_Extracts from a graphics dataset:_
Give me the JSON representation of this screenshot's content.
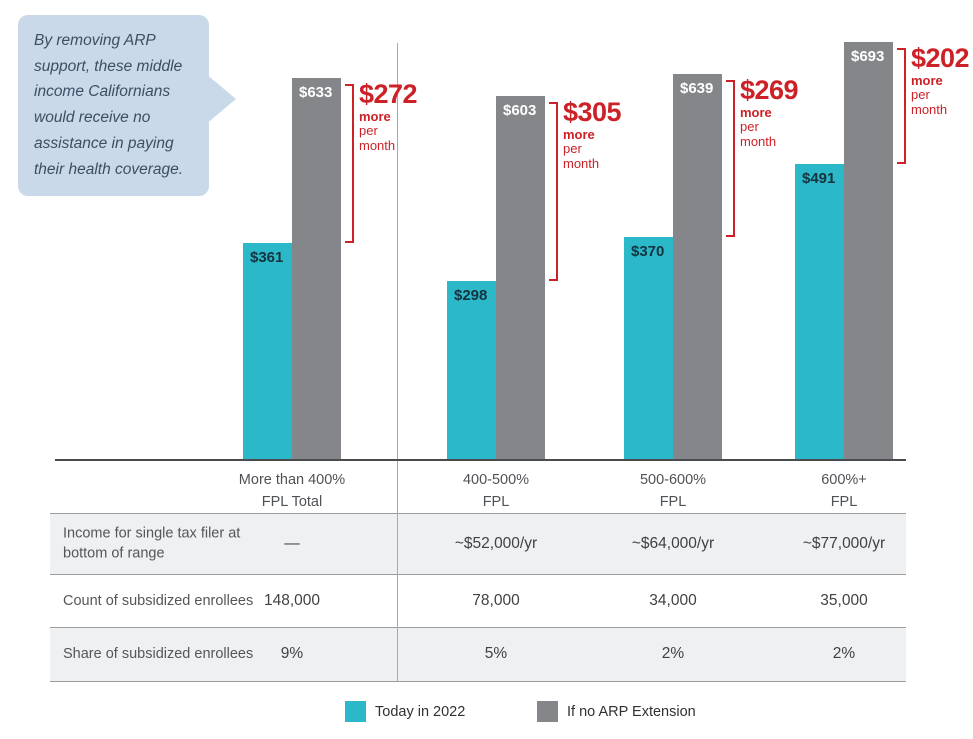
{
  "callout": {
    "text": "By removing ARP support, these middle income Californians would receive no assistance in paying their health coverage."
  },
  "chart_data": {
    "type": "bar",
    "categories": [
      "More than 400% FPL Total",
      "400-500% FPL",
      "500-600% FPL",
      "600%+ FPL"
    ],
    "categories_lines": [
      [
        "More than 400%",
        "FPL Total"
      ],
      [
        "400-500%",
        "FPL"
      ],
      [
        "500-600%",
        "FPL"
      ],
      [
        "600%+",
        "FPL"
      ]
    ],
    "series": [
      {
        "name": "Today in 2022",
        "values": [
          361,
          298,
          370,
          491
        ],
        "labels": [
          "$361",
          "$298",
          "$370",
          "$491"
        ],
        "color": "#2BB8C9",
        "label_color": "#16333F"
      },
      {
        "name": "If no ARP Extension",
        "values": [
          633,
          603,
          639,
          693
        ],
        "labels": [
          "$633",
          "$603",
          "$639",
          "$693"
        ],
        "color": "#848689",
        "label_color": "#FFFFFF"
      }
    ],
    "annotations": [
      {
        "amount": "$272",
        "lines": [
          "more",
          "per",
          "month"
        ]
      },
      {
        "amount": "$305",
        "lines": [
          "more",
          "per",
          "month"
        ]
      },
      {
        "amount": "$269",
        "lines": [
          "more",
          "per",
          "month"
        ]
      },
      {
        "amount": "$202",
        "lines": [
          "more",
          "per",
          "month"
        ]
      }
    ],
    "ylim": [
      0,
      700
    ],
    "grid": false,
    "legend_position": "bottom"
  },
  "table": {
    "rows": [
      {
        "label": "Income for single tax filer at bottom of range",
        "values": [
          "—",
          "~$52,000/yr",
          "~$64,000/yr",
          "~$77,000/yr"
        ]
      },
      {
        "label": "Count of subsidized enrollees",
        "values": [
          "148,000",
          "78,000",
          "34,000",
          "35,000"
        ]
      },
      {
        "label": "Share of subsidized enrollees",
        "values": [
          "9%",
          "5%",
          "2%",
          "2%"
        ]
      }
    ]
  },
  "legend": {
    "items": [
      {
        "label": "Today in 2022",
        "color": "#2BB8C9"
      },
      {
        "label": "If no ARP Extension",
        "color": "#848689"
      }
    ]
  },
  "colors": {
    "accent_red": "#CC2127",
    "bar_teal": "#2BB8C9",
    "bar_gray": "#848689",
    "callout_bg": "#C9D9E9",
    "callout_text": "#3D4E63",
    "baseline": "#4A4B4D",
    "table_shade": "#EEF0F1"
  }
}
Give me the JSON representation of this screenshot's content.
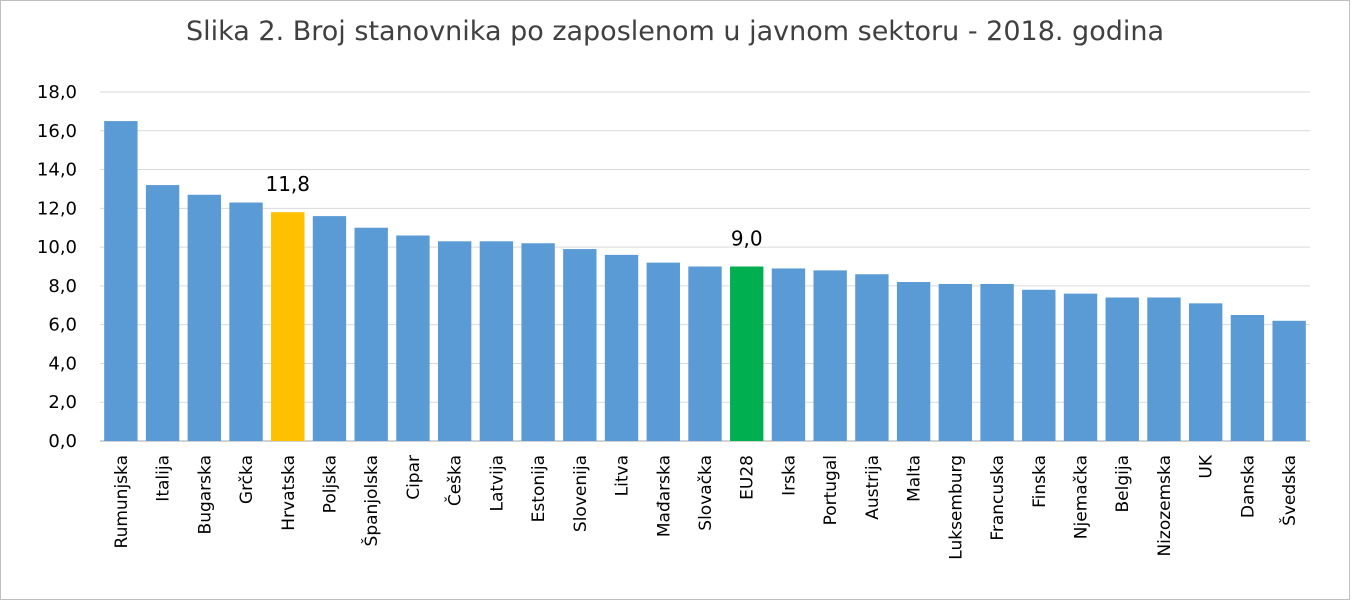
{
  "chart_data": {
    "type": "bar",
    "title": "Slika 2. Broj stanovnika po zaposlenom u javnom sektoru - 2018. godina",
    "xlabel": "",
    "ylabel": "",
    "ylim": [
      0,
      18
    ],
    "yticks": [
      "0,0",
      "2,0",
      "4,0",
      "6,0",
      "8,0",
      "10,0",
      "12,0",
      "14,0",
      "16,0",
      "18,0"
    ],
    "grid": true,
    "categories": [
      "Rumunjska",
      "Italija",
      "Bugarska",
      "Grčka",
      "Hrvatska",
      "Poljska",
      "Španjolska",
      "Cipar",
      "Češka",
      "Latvija",
      "Estonija",
      "Slovenija",
      "Litva",
      "Mađarska",
      "Slovačka",
      "EU28",
      "Irska",
      "Portugal",
      "Austrija",
      "Malta",
      "Luksemburg",
      "Francuska",
      "Finska",
      "Njemačka",
      "Belgija",
      "Nizozemska",
      "UK",
      "Danska",
      "Švedska"
    ],
    "values": [
      16.5,
      13.2,
      12.7,
      12.3,
      11.8,
      11.6,
      11.0,
      10.6,
      10.3,
      10.3,
      10.2,
      9.9,
      9.6,
      9.2,
      9.0,
      9.0,
      8.9,
      8.8,
      8.6,
      8.2,
      8.1,
      8.1,
      7.8,
      7.6,
      7.4,
      7.4,
      7.1,
      6.5,
      6.2
    ],
    "colors": {
      "default": "#5b9bd5",
      "Hrvatska": "#ffc000",
      "EU28": "#00b050",
      "grid": "#d9d9d9",
      "axis": "#a6a6a6"
    },
    "data_labels": [
      {
        "category": "Hrvatska",
        "text": "11,8"
      },
      {
        "category": "EU28",
        "text": "9,0"
      }
    ]
  }
}
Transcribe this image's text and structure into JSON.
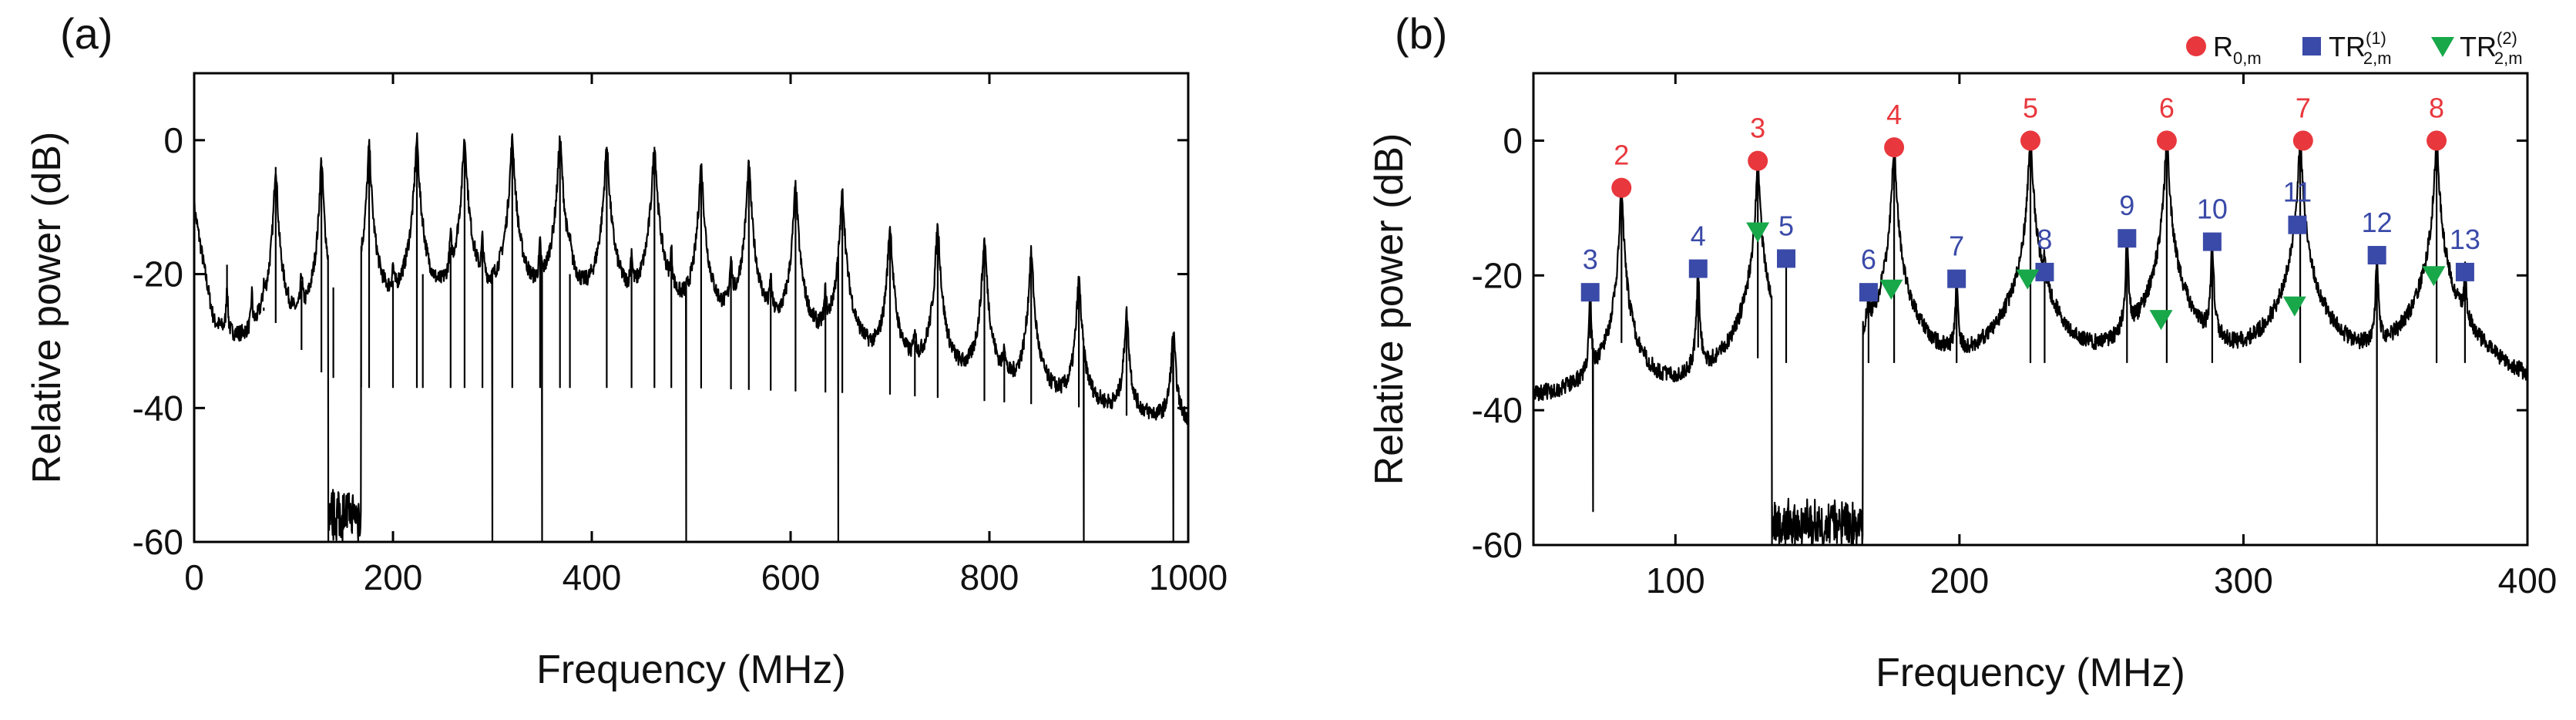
{
  "colors": {
    "R": "#e8383d",
    "TR1": "#3a4aa8",
    "TR2": "#18a84a",
    "trace": "#000000"
  },
  "chart_data": [
    {
      "panel": "(a)",
      "type": "line",
      "xlabel": "Frequency (MHz)",
      "ylabel": "Relative power (dB)",
      "xlim": [
        0,
        1000
      ],
      "ylim": [
        -60,
        10
      ],
      "xticks": [
        0,
        200,
        400,
        600,
        800,
        1000
      ],
      "yticks": [
        -60,
        -40,
        -20,
        0
      ],
      "x_tick_labels": [
        "0",
        "200",
        "400",
        "600",
        "800",
        "1000"
      ],
      "y_tick_labels": [
        "-60",
        "-40",
        "-20",
        "0"
      ],
      "noise_floor": [
        [
          0,
          -10
        ],
        [
          20,
          -28
        ],
        [
          60,
          -36
        ],
        [
          100,
          -42
        ],
        [
          130,
          -47
        ],
        [
          170,
          -49
        ],
        [
          300,
          -49
        ],
        [
          500,
          -49
        ],
        [
          700,
          -50
        ],
        [
          900,
          -52
        ],
        [
          1000,
          -55
        ]
      ],
      "peaks": [
        {
          "f": 33,
          "p": -22,
          "w": 0.6
        },
        {
          "f": 58,
          "p": -24,
          "w": 0.6
        },
        {
          "f": 70,
          "p": -25,
          "w": 0.6
        },
        {
          "f": 82,
          "p": -4,
          "w": 1.2
        },
        {
          "f": 108,
          "p": -21,
          "w": 0.8
        },
        {
          "f": 128,
          "p": -3,
          "w": 1.2
        },
        {
          "f": 140,
          "p": -22,
          "w": 0.8
        },
        {
          "f": 168,
          "p": -24,
          "w": 0.8
        },
        {
          "f": 176,
          "p": -1,
          "w": 1.3
        },
        {
          "f": 200,
          "p": -21,
          "w": 0.8
        },
        {
          "f": 224,
          "p": 0,
          "w": 1.4
        },
        {
          "f": 230,
          "p": -20,
          "w": 0.8
        },
        {
          "f": 258,
          "p": -16,
          "w": 0.9
        },
        {
          "f": 272,
          "p": 0,
          "w": 1.5
        },
        {
          "f": 290,
          "p": -16,
          "w": 0.9
        },
        {
          "f": 320,
          "p": 0,
          "w": 1.5
        },
        {
          "f": 348,
          "p": -17,
          "w": 0.9
        },
        {
          "f": 368,
          "p": 0,
          "w": 1.5
        },
        {
          "f": 378,
          "p": -20,
          "w": 0.9
        },
        {
          "f": 415,
          "p": -1,
          "w": 1.5
        },
        {
          "f": 440,
          "p": -18,
          "w": 0.9
        },
        {
          "f": 463,
          "p": -1,
          "w": 1.5
        },
        {
          "f": 480,
          "p": -18,
          "w": 0.9
        },
        {
          "f": 510,
          "p": -4,
          "w": 1.5
        },
        {
          "f": 540,
          "p": -18,
          "w": 0.9
        },
        {
          "f": 558,
          "p": -4,
          "w": 1.5
        },
        {
          "f": 580,
          "p": -22,
          "w": 0.9
        },
        {
          "f": 605,
          "p": -7,
          "w": 1.5
        },
        {
          "f": 635,
          "p": -24,
          "w": 0.9
        },
        {
          "f": 652,
          "p": -8,
          "w": 1.5
        },
        {
          "f": 700,
          "p": -13,
          "w": 1.5
        },
        {
          "f": 725,
          "p": -30,
          "w": 0.9
        },
        {
          "f": 748,
          "p": -13,
          "w": 1.5
        },
        {
          "f": 795,
          "p": -15,
          "w": 1.5
        },
        {
          "f": 815,
          "p": -32,
          "w": 0.9
        },
        {
          "f": 842,
          "p": -17,
          "w": 1.5
        },
        {
          "f": 890,
          "p": -21,
          "w": 1.5
        },
        {
          "f": 938,
          "p": -26,
          "w": 1.5
        },
        {
          "f": 985,
          "p": -29,
          "w": 1.5
        }
      ],
      "dips": [
        {
          "f": 135,
          "p": -60
        },
        {
          "f": 165,
          "p": -60
        },
        {
          "f": 300,
          "p": -60
        },
        {
          "f": 350,
          "p": -60
        },
        {
          "f": 495,
          "p": -60
        },
        {
          "f": 648,
          "p": -60
        },
        {
          "f": 895,
          "p": -60
        },
        {
          "f": 985,
          "p": -60
        }
      ],
      "floor_bands": [
        [
          135,
          168,
          -56
        ]
      ]
    },
    {
      "panel": "(b)",
      "type": "line",
      "xlabel": "Frequency (MHz)",
      "ylabel": "Relative power (dB)",
      "xlim": [
        50,
        400
      ],
      "ylim": [
        -60,
        10
      ],
      "xticks": [
        100,
        200,
        300,
        400
      ],
      "yticks": [
        -60,
        -40,
        -20,
        0
      ],
      "x_tick_labels": [
        "100",
        "200",
        "300",
        "400"
      ],
      "y_tick_labels": [
        "-60",
        "-40",
        "-20",
        "0"
      ],
      "noise_floor": [
        [
          50,
          -40
        ],
        [
          80,
          -42
        ],
        [
          120,
          -43
        ],
        [
          134,
          -45
        ],
        [
          170,
          -45
        ],
        [
          230,
          -45
        ],
        [
          270,
          -45
        ],
        [
          320,
          -45
        ],
        [
          380,
          -45
        ],
        [
          400,
          -44
        ]
      ],
      "peaks": [
        {
          "f": 70,
          "p": -22.5,
          "w": 0.25
        },
        {
          "f": 81,
          "p": -7,
          "w": 0.4
        },
        {
          "f": 108,
          "p": -19,
          "w": 0.3
        },
        {
          "f": 129,
          "p": -3,
          "w": 0.45
        },
        {
          "f": 139,
          "p": -17.5,
          "w": 0.3
        },
        {
          "f": 168,
          "p": -22.5,
          "w": 0.3
        },
        {
          "f": 177,
          "p": -1,
          "w": 0.45
        },
        {
          "f": 199,
          "p": -20.5,
          "w": 0.3
        },
        {
          "f": 225,
          "p": 0,
          "w": 0.5
        },
        {
          "f": 230,
          "p": -19.5,
          "w": 0.3
        },
        {
          "f": 259,
          "p": -14.5,
          "w": 0.3
        },
        {
          "f": 273,
          "p": 0,
          "w": 0.5
        },
        {
          "f": 289,
          "p": -15,
          "w": 0.3
        },
        {
          "f": 320,
          "p": 0,
          "w": 0.5
        },
        {
          "f": 347,
          "p": -17,
          "w": 0.3
        },
        {
          "f": 368,
          "p": 0,
          "w": 0.5
        },
        {
          "f": 378,
          "p": -19.5,
          "w": 0.3
        }
      ],
      "dips": [
        {
          "f": 71,
          "p": -55
        },
        {
          "f": 134,
          "p": -60
        },
        {
          "f": 347,
          "p": -60
        }
      ],
      "floor_bands": [
        [
          134,
          166,
          -57
        ]
      ],
      "legend": [
        {
          "series": "R",
          "marker": "circle",
          "label": "R",
          "sub": "0,m",
          "sup": ""
        },
        {
          "series": "TR1",
          "marker": "square",
          "label": "TR",
          "sub": "2,m",
          "sup": "(1)"
        },
        {
          "series": "TR2",
          "marker": "triangle",
          "label": "TR",
          "sub": "2,m",
          "sup": "(2)"
        }
      ],
      "series": [
        {
          "name": "R0,m",
          "key": "R",
          "marker": "circle",
          "points": [
            {
              "x": 81,
              "y": -7,
              "label": "2"
            },
            {
              "x": 129,
              "y": -3,
              "label": "3"
            },
            {
              "x": 177,
              "y": -1,
              "label": "4"
            },
            {
              "x": 225,
              "y": 0,
              "label": "5"
            },
            {
              "x": 273,
              "y": 0,
              "label": "6"
            },
            {
              "x": 321,
              "y": 0,
              "label": "7"
            },
            {
              "x": 368,
              "y": 0,
              "label": "8"
            }
          ]
        },
        {
          "name": "TR(1)2,m",
          "key": "TR1",
          "marker": "square",
          "points": [
            {
              "x": 70,
              "y": -22.5,
              "label": "3"
            },
            {
              "x": 108,
              "y": -19,
              "label": "4"
            },
            {
              "x": 139,
              "y": -17.5,
              "label": "5"
            },
            {
              "x": 168,
              "y": -22.5,
              "label": "6"
            },
            {
              "x": 199,
              "y": -20.5,
              "label": "7"
            },
            {
              "x": 230,
              "y": -19.5,
              "label": "8"
            },
            {
              "x": 259,
              "y": -14.5,
              "label": "9"
            },
            {
              "x": 289,
              "y": -15,
              "label": "10"
            },
            {
              "x": 319,
              "y": -12.5,
              "label": "11"
            },
            {
              "x": 347,
              "y": -17,
              "label": "12"
            },
            {
              "x": 378,
              "y": -19.5,
              "label": "13"
            }
          ]
        },
        {
          "name": "TR(2)2,m",
          "key": "TR2",
          "marker": "triangle",
          "points": [
            {
              "x": 129,
              "y": -13.5
            },
            {
              "x": 176,
              "y": -22
            },
            {
              "x": 224,
              "y": -20.5
            },
            {
              "x": 271,
              "y": -26.5
            },
            {
              "x": 318,
              "y": -24.5
            },
            {
              "x": 367,
              "y": -20
            }
          ]
        }
      ]
    }
  ]
}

_WHAT IS NEEDED:_ Gather up, from the records above, each line where the word "than" appears.

_RESPONSE TO THE EXERCISE:_
      "More than 400% FPL Total",
        "More than 400%",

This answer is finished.